Data extracted from a collection:
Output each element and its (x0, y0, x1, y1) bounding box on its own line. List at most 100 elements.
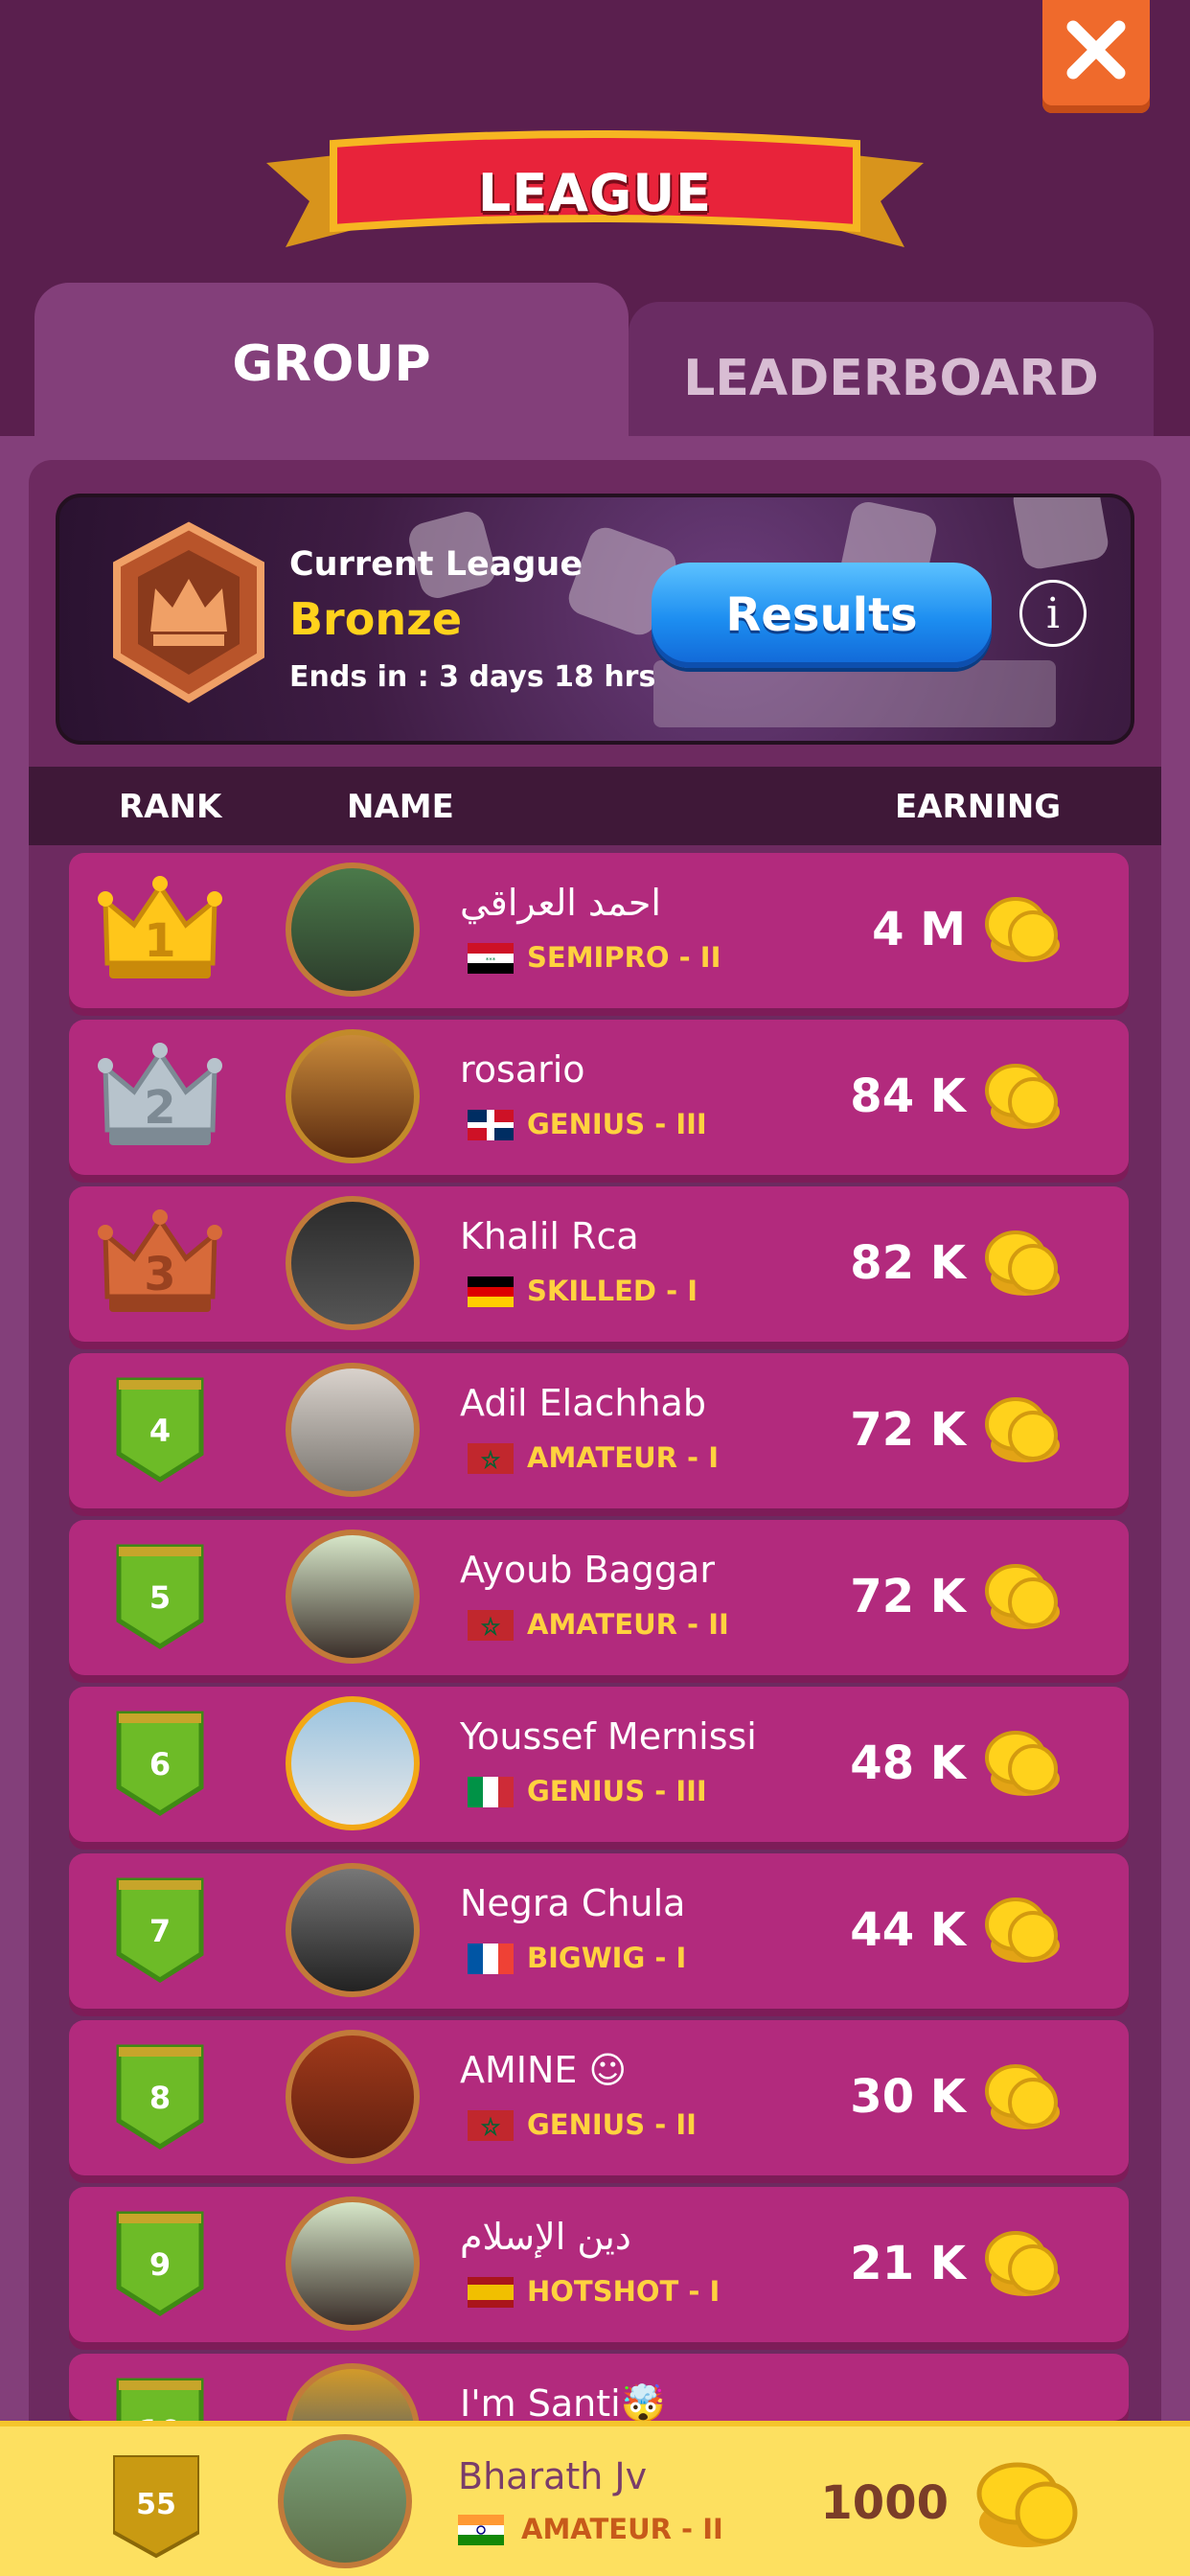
dice-decoration (1010, 497, 1111, 572)
player-avatar[interactable] (286, 1863, 420, 1997)
league-ends-text: Ends in : 3 days 18 hrs (289, 660, 656, 694)
player-earning: 82 K (850, 1236, 966, 1290)
spain-flag-icon (468, 2277, 514, 2308)
player-avatar[interactable] (286, 2030, 420, 2164)
league-name: Bronze (289, 593, 463, 645)
svg-text:5: 5 (149, 1579, 171, 1616)
coin-stack-icon (985, 897, 1060, 962)
player-earning: 4 M (872, 903, 966, 956)
rank-shield-icon: 6 (116, 1711, 204, 1816)
player-row[interactable]: 7 Negra Chula BIGWIG - I 44 K (69, 1853, 1129, 2009)
player-row[interactable]: 3 Khalil Rca SKILLED - I 82 K (69, 1186, 1129, 1342)
rank-shield-icon: 4 (116, 1377, 204, 1483)
india-flag-icon (458, 2515, 504, 2545)
player-avatar[interactable] (286, 1196, 420, 1330)
results-button[interactable]: Results (652, 563, 992, 668)
tab-group[interactable]: GROUP (34, 283, 629, 450)
player-earning: 84 K (850, 1070, 966, 1123)
italy-flag-icon (468, 1777, 514, 1807)
current-league-label: Current League (289, 545, 584, 584)
morocco-flag-icon (468, 1443, 514, 1474)
player-tier: GENIUS - III (527, 1108, 707, 1140)
rank-column-label: RANK (119, 788, 222, 826)
rank-badge: 2 (98, 1039, 222, 1154)
page-title: LEAGUE (477, 163, 713, 223)
player-row[interactable]: 9 دين الإسلام HOTSHOT - I 21 K (69, 2187, 1129, 2342)
player-row[interactable]: 6 Youssef Mernissi GENIUS - III 48 K (69, 1687, 1129, 1842)
coin-stack-icon (985, 1397, 1060, 1462)
player-tier: SEMIPRO - II (527, 941, 721, 974)
rank-badge: 4 (98, 1372, 222, 1487)
dominican-republic-flag-icon (468, 1110, 514, 1140)
rank-shield-icon: 7 (116, 1877, 204, 1983)
earning-column-label: EARNING (895, 788, 1062, 826)
svg-text:9: 9 (149, 2246, 171, 2283)
player-avatar[interactable] (286, 2196, 420, 2331)
svg-text:2: 2 (144, 1081, 175, 1135)
bronze-league-badge-icon (113, 521, 264, 703)
name-column-label: NAME (347, 788, 454, 826)
player-row[interactable]: 2 rosario GENIUS - III 84 K (69, 1020, 1129, 1175)
player-tier: AMATEUR - II (527, 1608, 729, 1641)
brick-decoration (653, 660, 1056, 727)
player-earning: 30 K (850, 2070, 966, 2124)
my-avatar (278, 2434, 412, 2568)
rank-badge: 5 (98, 1539, 222, 1654)
coin-stack-icon (985, 1230, 1060, 1296)
player-name: Negra Chula (460, 1882, 686, 1924)
player-avatar[interactable] (286, 862, 420, 997)
player-avatar[interactable] (286, 1363, 420, 1497)
france-flag-icon (468, 1944, 514, 1974)
crown-rank-icon: 1 (98, 876, 222, 978)
svg-text:8: 8 (149, 2080, 171, 2116)
player-avatar[interactable] (286, 1696, 420, 1830)
morocco-flag-icon (468, 1610, 514, 1641)
player-earning: 72 K (850, 1403, 966, 1457)
crown-rank-icon: 2 (98, 1043, 222, 1145)
player-earning: 48 K (850, 1736, 966, 1790)
player-row[interactable]: 8 AMINE ☺ GENIUS - II 30 K (69, 2020, 1129, 2175)
rank-badge: 6 (98, 1706, 222, 1821)
coin-stack-icon (976, 2462, 1078, 2547)
player-name: AMINE ☺ (460, 2049, 628, 2091)
coin-stack-icon (985, 2231, 1060, 2296)
player-earning: 72 K (850, 1570, 966, 1623)
coin-stack-icon (985, 1564, 1060, 1629)
my-rank-bar: 55 Bharath Jv AMATEUR - II 1000 (0, 2421, 1190, 2576)
player-name: Khalil Rca (460, 1215, 639, 1257)
my-rank-number: 55 (136, 2488, 176, 2521)
player-row[interactable]: 10 I'm Santi🤯 (69, 2354, 1129, 2497)
player-name: Adil Elachhab (460, 1382, 706, 1424)
player-name: rosario (460, 1048, 585, 1091)
player-tier: BIGWIG - I (527, 1942, 687, 1974)
column-header: RANK NAME EARNING (29, 767, 1161, 845)
my-tier: AMATEUR - II (521, 2513, 723, 2545)
player-tier: AMATEUR - I (527, 1441, 719, 1474)
current-league-card: Current League Bronze Ends in : 3 days 1… (56, 494, 1134, 745)
svg-text:6: 6 (149, 1746, 171, 1782)
info-button[interactable]: i (1019, 580, 1087, 647)
coin-stack-icon (985, 1898, 1060, 1963)
svg-text:***: *** (486, 956, 496, 964)
player-avatar[interactable] (286, 1029, 420, 1163)
rank-badge: 3 (98, 1206, 222, 1321)
coin-stack-icon (985, 1064, 1060, 1129)
player-tier: GENIUS - II (527, 2108, 697, 2141)
rank-shield-icon: 9 (116, 2211, 204, 2316)
player-name: I'm Santi🤯 (460, 2382, 667, 2425)
coin-stack-icon (985, 2064, 1060, 2129)
tab-leaderboard[interactable]: LEADERBOARD (629, 302, 1154, 450)
player-earning: 21 K (850, 2237, 966, 2290)
svg-text:4: 4 (149, 1413, 171, 1449)
player-avatar[interactable] (286, 1530, 420, 1664)
close-button[interactable] (1042, 0, 1150, 113)
coin-stack-icon (985, 1731, 1060, 1796)
svg-text:3: 3 (144, 1248, 175, 1301)
rank-badge: 9 (98, 2206, 222, 2321)
player-row[interactable]: 4 Adil Elachhab AMATEUR - I 72 K (69, 1353, 1129, 1508)
league-title-banner: LEAGUE (266, 125, 924, 259)
player-name: Youssef Mernissi (460, 1715, 757, 1758)
player-row[interactable]: 1 احمد العراقي *** SEMIPRO - II 4 M (69, 853, 1129, 1008)
player-name: Ayoub Baggar (460, 1549, 715, 1591)
player-row[interactable]: 5 Ayoub Baggar AMATEUR - II 72 K (69, 1520, 1129, 1675)
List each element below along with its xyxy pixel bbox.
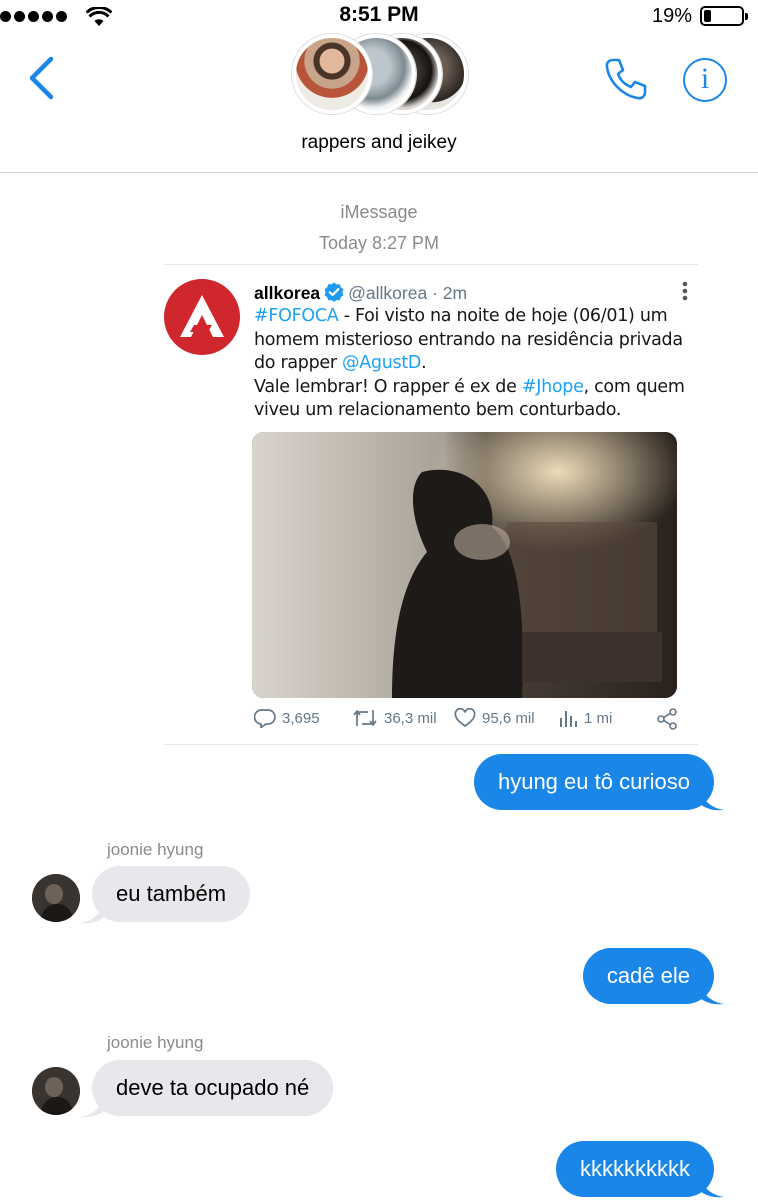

INSTRUCTIONS FOR THE TASK:
Copy the lines of the listing from the line with "dice-decoration (1010, 497, 1111, 572)" to the line with "league-name: Bronze (289, 593, 463, 645)", both included, with no changes.

FINISHED TASK:
dice-decoration (1010, 497, 1111, 572)
player-avatar[interactable] (286, 1863, 420, 1997)
league-ends-text: Ends in : 3 days 18 hrs (289, 660, 656, 694)
player-earning: 82 K (850, 1236, 966, 1290)
spain-flag-icon (468, 2277, 514, 2308)
player-avatar[interactable] (286, 2030, 420, 2164)
league-name: Bronze (289, 593, 463, 645)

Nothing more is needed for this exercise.